▸ **What is expected**: Write out each line word for word. Drop pictures.

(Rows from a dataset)
>>>

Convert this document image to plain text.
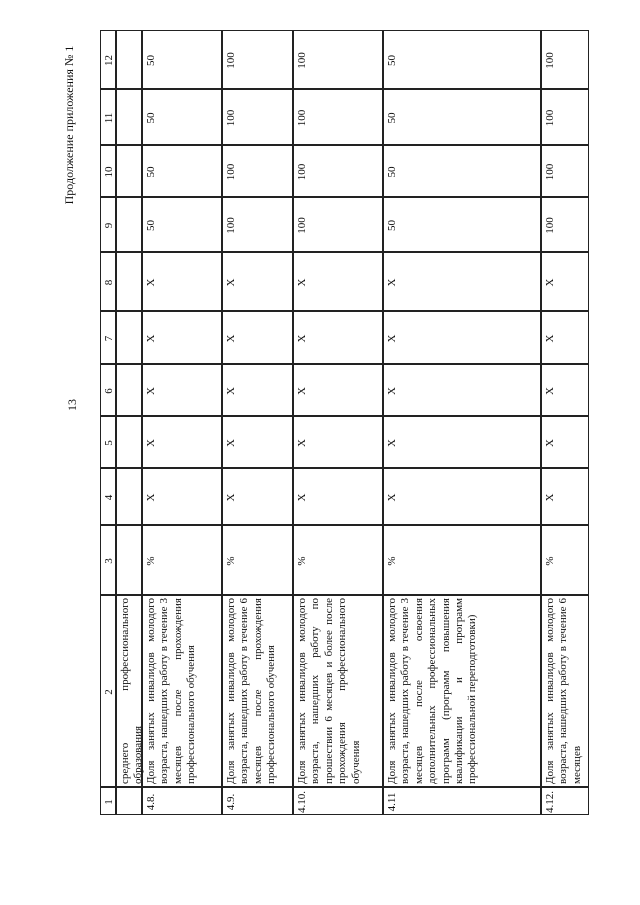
13
Продолжение приложения № 1
1
2
3
4
5
6
7
8
9
10
11
12
среднего профессионального образования
4.8.
Доля занятых инвалидов молодого возраста, нашедших работу в течение 3 месяцев после прохождения профессионального обучения
%
X
X
X
X
X
50
50
50
50
4.9.
Доля занятых инвалидов молодого возраста, нашедших работу в течение 6 месяцев после прохождения профессионального обучения
%
X
X
X
X
X
100
100
100
100
4.10.
Доля занятых инвалидов молодого возраста, нашедших работу по прошествии 6 месяцев и более после прохождения профессионального обучения
%
X
X
X
X
X
100
100
100
100
4.11
Доля занятых инвалидов молодого возраста, нашедших работу в течение 3 месяцев после освоения дополнительных профессиональных программ (программ повышения квалификации и программ профессиональной переподготовки)
%
X
X
X
X
X
50
50
50
50
4.12.
Доля занятых инвалидов молодого возраста, нашедших работу в течение 6 месяцев
%
X
X
X
X
X
100
100
100
100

<<<

▸ **Written answer**:
Convert this document image to plain text.
13
Продолжение приложения № 1
1
2
3
4
5
6
7
8
9
10
11
12
среднего профессионального образования
4.8.
Доля занятых инвалидов молодого возраста, нашедших работу в течение 3 месяцев после прохождения профессионального обучения
%
X
X
X
X
X
50
50
50
50
4.9.
Доля занятых инвалидов молодого возраста, нашедших работу в течение 6 месяцев после прохождения профессионального обучения
%
X
X
X
X
X
100
100
100
100
4.10.
Доля занятых инвалидов молодого возраста, нашедших работу по прошествии 6 месяцев и более после прохождения профессионального обучения
%
X
X
X
X
X
100
100
100
100
4.11
Доля занятых инвалидов молодого возраста, нашедших работу в течение 3 месяцев после освоения дополнительных профессиональных программ (программ повышения квалификации и программ профессиональной переподготовки)
%
X
X
X
X
X
50
50
50
50
4.12.
Доля занятых инвалидов молодого возраста, нашедших работу в течение 6 месяцев
%
X
X
X
X
X
100
100
100
100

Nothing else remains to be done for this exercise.